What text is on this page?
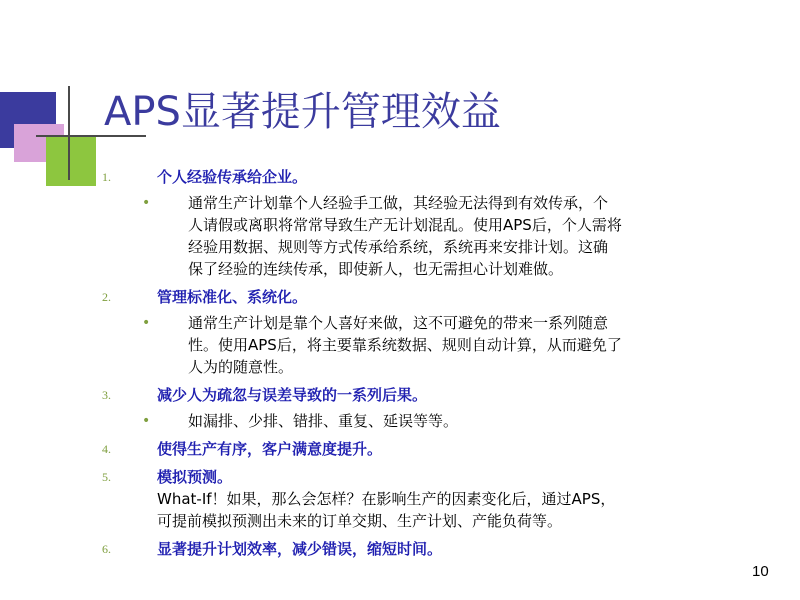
APS显著提升管理效益
1.	个人经验传承给企业。
•	通常生产计划靠个人经验手工做，其经验无法得到有效传承，个
人请假或离职将常常导致生产无计划混乱。使用APS后，个人需将
经验用数据、规则等方式传承给系统，系统再来安排计划。这确
保了经验的连续传承，即使新人，也无需担心计划难做。
2.	管理标准化、系统化。
•	通常生产计划是靠个人喜好来做，这不可避免的带来一系列随意
性。使用APS后，将主要靠系统数据、规则自动计算，从而避免了
人为的随意性。
3.	减少人为疏忽与误差导致的一系列后果。
•	如漏排、少排、错排、重复、延误等等。
4.	使得生产有序，客户满意度提升。
5.	模拟预测。
What-If！如果，那么会怎样？在影响生产的因素变化后，通过APS，
可提前模拟预测出未来的订单交期、生产计划、产能负荷等。
6.	显著提升计划效率，减少错误，缩短时间。
10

• [WRITTEN REQUEST]:
Look through the material above and pick out each line holding the word "What".

• [THE COMPLETED TASK]:
What text is on this page?
What-If！如果，那么会怎样？在影响生产的因素变化后，通过APS，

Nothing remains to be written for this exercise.